--- BEGIN MATERIAL FOR THE TASK ---

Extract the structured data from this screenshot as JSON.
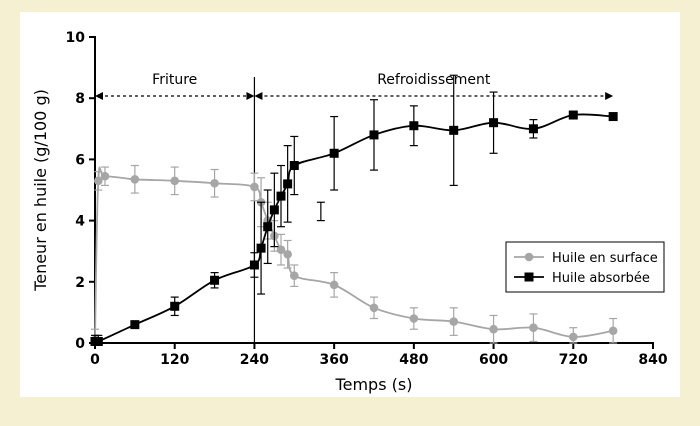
{
  "chart_data": {
    "type": "line",
    "title": "",
    "xlabel": "Temps (s)",
    "ylabel": "Teneur en huile (g/100 g)",
    "xlim": [
      0,
      840
    ],
    "ylim": [
      0,
      10
    ],
    "xticks": [
      0,
      120,
      240,
      360,
      480,
      600,
      720,
      840
    ],
    "yticks": [
      0,
      2,
      4,
      6,
      8,
      10
    ],
    "grid": false,
    "legend_position": "center-right",
    "phases": [
      {
        "label": "Friture",
        "start": 0,
        "end": 240
      },
      {
        "label": "Refroidissement",
        "start": 240,
        "end": 780
      }
    ],
    "divider_x": 240,
    "series": [
      {
        "name": "Huile en surface",
        "marker": "circle",
        "color": "#a6a6a6",
        "x": [
          0,
          5,
          15,
          60,
          120,
          180,
          240,
          250,
          260,
          270,
          280,
          290,
          300,
          360,
          420,
          480,
          540,
          600,
          660,
          720,
          780
        ],
        "y": [
          0.1,
          5.3,
          5.45,
          5.35,
          5.3,
          5.22,
          5.1,
          4.6,
          4.0,
          3.5,
          3.05,
          2.9,
          2.2,
          1.9,
          1.15,
          0.8,
          0.7,
          0.45,
          0.5,
          0.2,
          0.4
        ],
        "err": [
          0.35,
          0.3,
          0.3,
          0.45,
          0.45,
          0.45,
          0.45,
          0.8,
          0.6,
          0.5,
          0.5,
          0.45,
          0.35,
          0.4,
          0.35,
          0.35,
          0.45,
          0.45,
          0.45,
          0.3,
          0.4
        ]
      },
      {
        "name": "Huile absorbée",
        "marker": "square",
        "color": "#000000",
        "x": [
          0,
          5,
          60,
          120,
          180,
          240,
          250,
          260,
          270,
          280,
          290,
          300,
          360,
          420,
          480,
          540,
          600,
          660,
          720,
          780
        ],
        "y": [
          0.05,
          0.05,
          0.6,
          1.2,
          2.05,
          2.55,
          3.1,
          3.8,
          4.35,
          4.8,
          5.2,
          5.8,
          6.2,
          6.8,
          7.1,
          6.95,
          7.2,
          7.0,
          7.45,
          7.4
        ],
        "err": [
          0.2,
          0.2,
          0.1,
          0.3,
          0.25,
          0.4,
          1.5,
          1.2,
          1.2,
          1.0,
          1.25,
          0.95,
          1.2,
          1.15,
          0.65,
          1.8,
          1.0,
          0.3,
          0.1,
          0.1
        ]
      }
    ],
    "extra_error_bar": {
      "x": 340,
      "low": 4.0,
      "high": 4.6
    }
  }
}
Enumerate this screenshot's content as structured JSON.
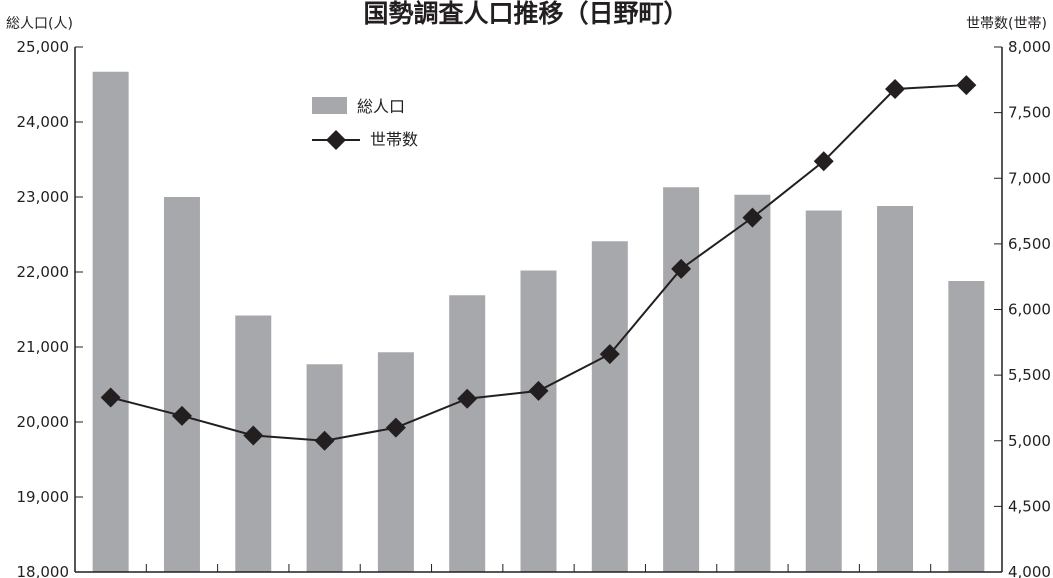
{
  "chart_data": {
    "type": "bar",
    "title": "国勢調査人口推移（日野町）",
    "y_left_label": "総人口(人)",
    "y_right_label": "世帯数(世帯)",
    "y_left_ticks": [
      "25,000",
      "24,000",
      "23,000",
      "22,000",
      "21,000",
      "20,000",
      "19,000",
      "18,000"
    ],
    "y_right_ticks": [
      "8,000",
      "7,500",
      "7,000",
      "6,500",
      "6,000",
      "5,500",
      "5,000",
      "4,500",
      "4,000"
    ],
    "ylim_left": [
      18000,
      25000
    ],
    "ylim_right": [
      4000,
      8000
    ],
    "legend_position": "top-left",
    "bar_color": "#a7a8ab",
    "line_color": "#231f20",
    "series": [
      {
        "name": "総人口",
        "type": "bar",
        "axis": "left",
        "values": [
          24670,
          23000,
          21420,
          20770,
          20930,
          21690,
          22020,
          22410,
          23130,
          23030,
          22820,
          22880,
          21880
        ]
      },
      {
        "name": "世帯数",
        "type": "line",
        "axis": "right",
        "marker": "diamond",
        "values": [
          5330,
          5190,
          5040,
          5000,
          5100,
          5320,
          5380,
          5660,
          6310,
          6700,
          7130,
          7680,
          7710
        ]
      }
    ]
  }
}
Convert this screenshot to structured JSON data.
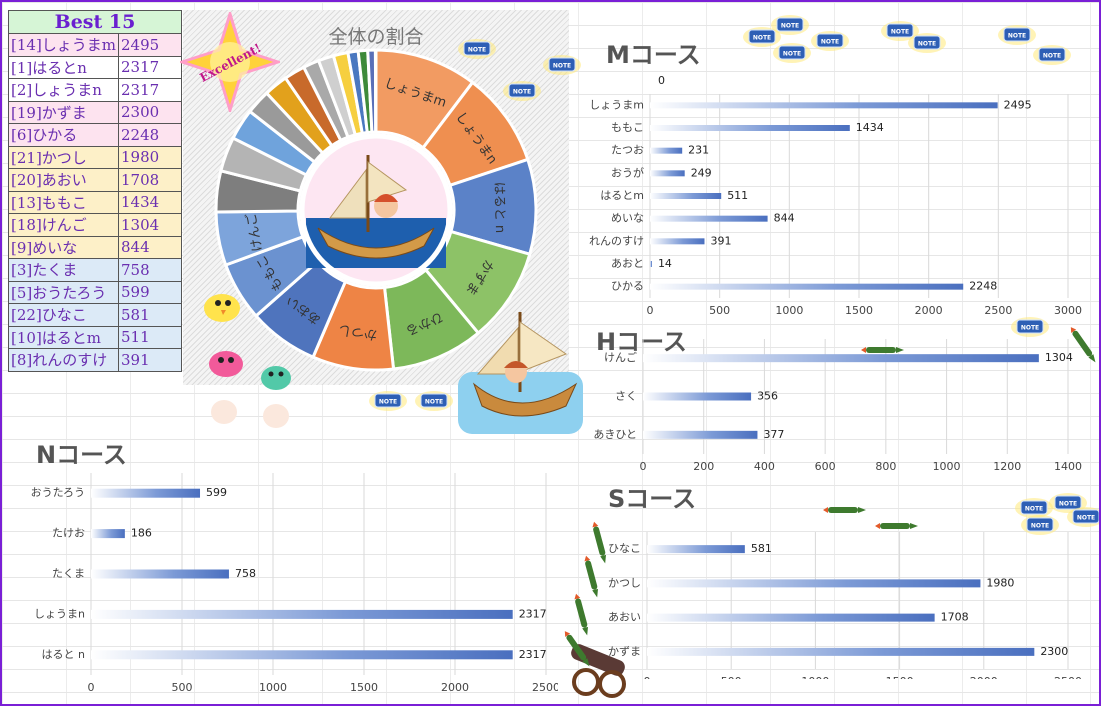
{
  "best": {
    "title": "Best 15",
    "rows": [
      {
        "name": "[14]しょうまm",
        "score": "2495",
        "tier": "tier1"
      },
      {
        "name": "[1]はるとn",
        "score": "2317",
        "tier": "tier1b"
      },
      {
        "name": "[2]しょうまn",
        "score": "2317",
        "tier": "tier1b"
      },
      {
        "name": "[19]かずま",
        "score": "2300",
        "tier": "tier1"
      },
      {
        "name": "[6]ひかる",
        "score": "2248",
        "tier": "tier1"
      },
      {
        "name": "[21]かつし",
        "score": "1980",
        "tier": "tier2"
      },
      {
        "name": "[20]あおい",
        "score": "1708",
        "tier": "tier2"
      },
      {
        "name": "[13]ももこ",
        "score": "1434",
        "tier": "tier2"
      },
      {
        "name": "[18]けんご",
        "score": "1304",
        "tier": "tier2"
      },
      {
        "name": "[9]めいな",
        "score": "844",
        "tier": "tier2"
      },
      {
        "name": "[3]たくま",
        "score": "758",
        "tier": "tier3"
      },
      {
        "name": "[5]おうたろう",
        "score": "599",
        "tier": "tier3"
      },
      {
        "name": "[22]ひなこ",
        "score": "581",
        "tier": "tier3"
      },
      {
        "name": "[10]はるとm",
        "score": "511",
        "tier": "tier3"
      },
      {
        "name": "[8]れんのすけ",
        "score": "391",
        "tier": "tier3"
      }
    ]
  },
  "sticker_text": {
    "excellent": "Excellent!",
    "note": "NOTE"
  },
  "colors": {
    "frame": "#7a1fd6",
    "bar": "#4a74c4",
    "orange": "#ee8f52",
    "blue": "#5b82c8",
    "green": "#8dc267"
  },
  "chart_data": [
    {
      "id": "donut",
      "type": "pie",
      "title": "全体の割合",
      "slices": [
        {
          "label": "しょうまm",
          "value": 2495,
          "color": "#f29b62"
        },
        {
          "label": "しょうまn",
          "value": 2317,
          "color": "#ef8f50"
        },
        {
          "label": "はると n",
          "value": 2317,
          "color": "#5b82c8"
        },
        {
          "label": "かずま",
          "value": 2300,
          "color": "#8dc267"
        },
        {
          "label": "ひかる",
          "value": 2248,
          "color": "#7db85a"
        },
        {
          "label": "かつし",
          "value": 1980,
          "color": "#ee8445"
        },
        {
          "label": "あおい",
          "value": 1708,
          "color": "#4f74bd"
        },
        {
          "label": "ももこ",
          "value": 1434,
          "color": "#6b92d0"
        },
        {
          "label": "けんご",
          "value": 1304,
          "color": "#7da4db"
        },
        {
          "label": "",
          "value": 1000,
          "color": "#7e7e7e"
        },
        {
          "label": "",
          "value": 844,
          "color": "#b4b4b4"
        },
        {
          "label": "",
          "value": 758,
          "color": "#6fa3dc"
        },
        {
          "label": "",
          "value": 599,
          "color": "#9a9a9a"
        },
        {
          "label": "",
          "value": 581,
          "color": "#e2a11c"
        },
        {
          "label": "",
          "value": 511,
          "color": "#c86a2b"
        },
        {
          "label": "",
          "value": 391,
          "color": "#a9a9a9"
        },
        {
          "label": "",
          "value": 377,
          "color": "#cfcfcf"
        },
        {
          "label": "",
          "value": 356,
          "color": "#f6cf3f"
        },
        {
          "label": "",
          "value": 249,
          "color": "#4a78c0"
        },
        {
          "label": "",
          "value": 231,
          "color": "#3e8a3a"
        },
        {
          "label": "",
          "value": 186,
          "color": "#5a6fb8"
        },
        {
          "label": "",
          "value": 14,
          "color": "#f0c040"
        }
      ]
    },
    {
      "id": "m",
      "type": "bar",
      "orientation": "horizontal",
      "title": "Mコース",
      "categories": [
        "しょうまm",
        "ももこ",
        "たつお",
        "おうが",
        "はるとm",
        "めいな",
        "れんのすけ",
        "あおと",
        "ひかる"
      ],
      "values": [
        2495,
        1434,
        231,
        249,
        511,
        844,
        391,
        14,
        2248
      ],
      "xlim": [
        0,
        3000
      ],
      "ticks": [
        0,
        500,
        1000,
        1500,
        2000,
        2500,
        3000
      ],
      "top_label": "0"
    },
    {
      "id": "h",
      "type": "bar",
      "orientation": "horizontal",
      "title": "Hコース",
      "categories": [
        "けんご",
        "さく",
        "あきひと"
      ],
      "values": [
        1304,
        356,
        377
      ],
      "xlim": [
        0,
        1400
      ],
      "ticks": [
        0,
        200,
        400,
        600,
        800,
        1000,
        1200,
        1400
      ]
    },
    {
      "id": "n",
      "type": "bar",
      "orientation": "horizontal",
      "title": "Nコース",
      "categories": [
        "おうたろう",
        "たけお",
        "たくま",
        "しょうまn",
        "はると n"
      ],
      "values": [
        599,
        186,
        758,
        2317,
        2317
      ],
      "xlim": [
        0,
        2500
      ],
      "ticks": [
        0,
        500,
        1000,
        1500,
        2000,
        2500
      ]
    },
    {
      "id": "s",
      "type": "bar",
      "orientation": "horizontal",
      "title": "Sコース",
      "categories": [
        "ひなこ",
        "かつし",
        "あおい",
        "かずま"
      ],
      "values": [
        581,
        1980,
        1708,
        2300
      ],
      "xlim": [
        0,
        2500
      ],
      "ticks": [
        0,
        500,
        1000,
        1500,
        2000,
        2500
      ]
    }
  ]
}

--- END MATERIAL FOR THE TASK ---

> **STATED EXERCISE**:
Where a line above contains the string "marker", copy that line.

> **SOLUTION FOR THIS TASK**:
        "marker": "circle",
        "marker": "square",
        "marker": "diamond",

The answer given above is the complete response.